What the task asks: Extract each line of the data and write it out again exactly.

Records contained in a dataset
## start
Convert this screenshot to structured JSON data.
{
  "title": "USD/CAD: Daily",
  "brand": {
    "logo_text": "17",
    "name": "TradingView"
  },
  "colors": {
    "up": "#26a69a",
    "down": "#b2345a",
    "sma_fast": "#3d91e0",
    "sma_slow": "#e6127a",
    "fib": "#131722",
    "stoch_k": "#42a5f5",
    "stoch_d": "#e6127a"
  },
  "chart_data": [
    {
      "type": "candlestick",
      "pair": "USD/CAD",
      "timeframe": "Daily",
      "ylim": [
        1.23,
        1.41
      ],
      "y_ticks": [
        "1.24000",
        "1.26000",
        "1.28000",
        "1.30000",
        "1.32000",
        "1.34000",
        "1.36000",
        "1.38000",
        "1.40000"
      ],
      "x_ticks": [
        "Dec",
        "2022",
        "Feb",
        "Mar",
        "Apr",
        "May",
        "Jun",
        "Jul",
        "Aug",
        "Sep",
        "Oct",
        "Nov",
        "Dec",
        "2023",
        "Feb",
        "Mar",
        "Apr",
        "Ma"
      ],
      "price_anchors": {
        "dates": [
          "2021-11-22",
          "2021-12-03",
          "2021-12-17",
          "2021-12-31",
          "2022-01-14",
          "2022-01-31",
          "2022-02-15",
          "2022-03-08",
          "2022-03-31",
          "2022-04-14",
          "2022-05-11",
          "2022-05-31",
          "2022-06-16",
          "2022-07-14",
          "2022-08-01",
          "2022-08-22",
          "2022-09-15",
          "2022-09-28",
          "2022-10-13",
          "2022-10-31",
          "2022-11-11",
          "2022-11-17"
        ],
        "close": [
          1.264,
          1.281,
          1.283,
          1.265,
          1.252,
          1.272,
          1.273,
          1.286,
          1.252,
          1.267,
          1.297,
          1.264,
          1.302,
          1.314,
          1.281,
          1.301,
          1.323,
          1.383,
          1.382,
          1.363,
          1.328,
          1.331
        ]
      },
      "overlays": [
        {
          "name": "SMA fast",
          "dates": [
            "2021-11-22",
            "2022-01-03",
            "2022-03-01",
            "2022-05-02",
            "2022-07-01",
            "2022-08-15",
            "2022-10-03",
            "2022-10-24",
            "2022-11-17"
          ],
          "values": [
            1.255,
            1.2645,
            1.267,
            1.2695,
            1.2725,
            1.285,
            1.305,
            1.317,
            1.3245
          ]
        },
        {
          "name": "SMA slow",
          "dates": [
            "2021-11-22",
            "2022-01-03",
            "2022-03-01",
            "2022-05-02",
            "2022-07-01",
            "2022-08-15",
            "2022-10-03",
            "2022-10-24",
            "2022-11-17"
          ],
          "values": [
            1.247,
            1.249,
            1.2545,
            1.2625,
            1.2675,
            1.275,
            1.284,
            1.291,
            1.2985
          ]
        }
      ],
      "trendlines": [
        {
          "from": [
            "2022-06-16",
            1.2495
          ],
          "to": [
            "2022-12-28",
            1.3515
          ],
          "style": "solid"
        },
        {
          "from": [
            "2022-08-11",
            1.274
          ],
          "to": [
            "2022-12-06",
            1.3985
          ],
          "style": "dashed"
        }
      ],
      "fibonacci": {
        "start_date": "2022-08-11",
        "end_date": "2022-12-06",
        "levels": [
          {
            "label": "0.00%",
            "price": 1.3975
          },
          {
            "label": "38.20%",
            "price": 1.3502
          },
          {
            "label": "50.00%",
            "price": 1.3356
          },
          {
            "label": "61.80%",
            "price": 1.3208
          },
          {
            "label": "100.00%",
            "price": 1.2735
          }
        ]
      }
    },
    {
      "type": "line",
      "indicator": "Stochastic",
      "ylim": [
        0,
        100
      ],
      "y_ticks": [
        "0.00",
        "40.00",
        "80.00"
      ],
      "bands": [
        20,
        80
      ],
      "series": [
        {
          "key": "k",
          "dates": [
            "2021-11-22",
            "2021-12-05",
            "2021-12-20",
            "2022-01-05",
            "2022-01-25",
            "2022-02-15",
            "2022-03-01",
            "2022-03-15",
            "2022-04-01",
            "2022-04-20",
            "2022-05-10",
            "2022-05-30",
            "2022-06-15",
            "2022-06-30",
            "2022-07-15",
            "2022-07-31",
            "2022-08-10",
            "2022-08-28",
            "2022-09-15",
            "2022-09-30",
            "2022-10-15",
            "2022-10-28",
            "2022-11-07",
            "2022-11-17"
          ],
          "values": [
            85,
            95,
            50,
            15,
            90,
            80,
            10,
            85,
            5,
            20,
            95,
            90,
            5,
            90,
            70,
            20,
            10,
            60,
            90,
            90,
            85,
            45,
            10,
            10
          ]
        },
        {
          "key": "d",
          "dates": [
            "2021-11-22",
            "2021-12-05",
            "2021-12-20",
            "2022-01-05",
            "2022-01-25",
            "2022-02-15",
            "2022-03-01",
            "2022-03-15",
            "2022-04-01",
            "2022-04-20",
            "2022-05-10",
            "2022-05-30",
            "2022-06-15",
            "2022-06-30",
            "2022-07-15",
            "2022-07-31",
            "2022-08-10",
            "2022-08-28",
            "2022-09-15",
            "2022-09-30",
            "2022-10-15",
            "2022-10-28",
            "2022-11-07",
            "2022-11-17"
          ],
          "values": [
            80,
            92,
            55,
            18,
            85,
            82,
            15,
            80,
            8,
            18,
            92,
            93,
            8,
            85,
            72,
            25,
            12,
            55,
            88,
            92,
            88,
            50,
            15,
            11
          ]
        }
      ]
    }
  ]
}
## end
Output:
Convert this screenshot to structured JSON data.
{
  "title": "USD/CAD: Daily",
  "brand": {
    "logo_text": "17",
    "name": "TradingView"
  },
  "colors": {
    "up": "#26a69a",
    "down": "#b2345a",
    "sma_fast": "#3d91e0",
    "sma_slow": "#e6127a",
    "fib": "#131722",
    "stoch_k": "#42a5f5",
    "stoch_d": "#e6127a"
  },
  "chart_data": [
    {
      "type": "candlestick",
      "pair": "USD/CAD",
      "timeframe": "Daily",
      "ylim": [
        1.23,
        1.41
      ],
      "y_ticks": [
        "1.24000",
        "1.26000",
        "1.28000",
        "1.30000",
        "1.32000",
        "1.34000",
        "1.36000",
        "1.38000",
        "1.40000"
      ],
      "x_ticks": [
        "Dec",
        "2022",
        "Feb",
        "Mar",
        "Apr",
        "May",
        "Jun",
        "Jul",
        "Aug",
        "Sep",
        "Oct",
        "Nov",
        "Dec",
        "2023",
        "Feb",
        "Mar",
        "Apr",
        "Ma"
      ],
      "price_anchors": {
        "dates": [
          "2021-11-22",
          "2021-12-03",
          "2021-12-17",
          "2021-12-31",
          "2022-01-14",
          "2022-01-31",
          "2022-02-15",
          "2022-03-08",
          "2022-03-31",
          "2022-04-14",
          "2022-05-11",
          "2022-05-31",
          "2022-06-16",
          "2022-07-14",
          "2022-08-01",
          "2022-08-22",
          "2022-09-15",
          "2022-09-28",
          "2022-10-13",
          "2022-10-31",
          "2022-11-11",
          "2022-11-17"
        ],
        "close": [
          1.264,
          1.281,
          1.283,
          1.265,
          1.252,
          1.272,
          1.273,
          1.286,
          1.252,
          1.267,
          1.297,
          1.264,
          1.302,
          1.314,
          1.281,
          1.301,
          1.323,
          1.383,
          1.382,
          1.363,
          1.328,
          1.331
        ]
      },
      "overlays": [
        {
          "name": "SMA fast",
          "dates": [
            "2021-11-22",
            "2022-01-03",
            "2022-03-01",
            "2022-05-02",
            "2022-07-01",
            "2022-08-15",
            "2022-10-03",
            "2022-10-24",
            "2022-11-17"
          ],
          "values": [
            1.255,
            1.2645,
            1.267,
            1.2695,
            1.2725,
            1.285,
            1.305,
            1.317,
            1.3245
          ]
        },
        {
          "name": "SMA slow",
          "dates": [
            "2021-11-22",
            "2022-01-03",
            "2022-03-01",
            "2022-05-02",
            "2022-07-01",
            "2022-08-15",
            "2022-10-03",
            "2022-10-24",
            "2022-11-17"
          ],
          "values": [
            1.247,
            1.249,
            1.2545,
            1.2625,
            1.2675,
            1.275,
            1.284,
            1.291,
            1.2985
          ]
        }
      ],
      "trendlines": [
        {
          "from": [
            "2022-06-16",
            1.2495
          ],
          "to": [
            "2022-12-28",
            1.3515
          ],
          "style": "solid"
        },
        {
          "from": [
            "2022-08-11",
            1.274
          ],
          "to": [
            "2022-12-06",
            1.3985
          ],
          "style": "dashed"
        }
      ],
      "fibonacci": {
        "start_date": "2022-08-11",
        "end_date": "2022-12-06",
        "levels": [
          {
            "label": "0.00%",
            "price": 1.3975
          },
          {
            "label": "38.20%",
            "price": 1.3502
          },
          {
            "label": "50.00%",
            "price": 1.3356
          },
          {
            "label": "61.80%",
            "price": 1.3208
          },
          {
            "label": "100.00%",
            "price": 1.2735
          }
        ]
      }
    },
    {
      "type": "line",
      "indicator": "Stochastic",
      "ylim": [
        0,
        100
      ],
      "y_ticks": [
        "0.00",
        "40.00",
        "80.00"
      ],
      "bands": [
        20,
        80
      ],
      "series": [
        {
          "key": "k",
          "dates": [
            "2021-11-22",
            "2021-12-05",
            "2021-12-20",
            "2022-01-05",
            "2022-01-25",
            "2022-02-15",
            "2022-03-01",
            "2022-03-15",
            "2022-04-01",
            "2022-04-20",
            "2022-05-10",
            "2022-05-30",
            "2022-06-15",
            "2022-06-30",
            "2022-07-15",
            "2022-07-31",
            "2022-08-10",
            "2022-08-28",
            "2022-09-15",
            "2022-09-30",
            "2022-10-15",
            "2022-10-28",
            "2022-11-07",
            "2022-11-17"
          ],
          "values": [
            85,
            95,
            50,
            15,
            90,
            80,
            10,
            85,
            5,
            20,
            95,
            90,
            5,
            90,
            70,
            20,
            10,
            60,
            90,
            90,
            85,
            45,
            10,
            10
          ]
        },
        {
          "key": "d",
          "dates": [
            "2021-11-22",
            "2021-12-05",
            "2021-12-20",
            "2022-01-05",
            "2022-01-25",
            "2022-02-15",
            "2022-03-01",
            "2022-03-15",
            "2022-04-01",
            "2022-04-20",
            "2022-05-10",
            "2022-05-30",
            "2022-06-15",
            "2022-06-30",
            "2022-07-15",
            "2022-07-31",
            "2022-08-10",
            "2022-08-28",
            "2022-09-15",
            "2022-09-30",
            "2022-10-15",
            "2022-10-28",
            "2022-11-07",
            "2022-11-17"
          ],
          "values": [
            80,
            92,
            55,
            18,
            85,
            82,
            15,
            80,
            8,
            18,
            92,
            93,
            8,
            85,
            72,
            25,
            12,
            55,
            88,
            92,
            88,
            50,
            15,
            11
          ]
        }
      ]
    }
  ]
}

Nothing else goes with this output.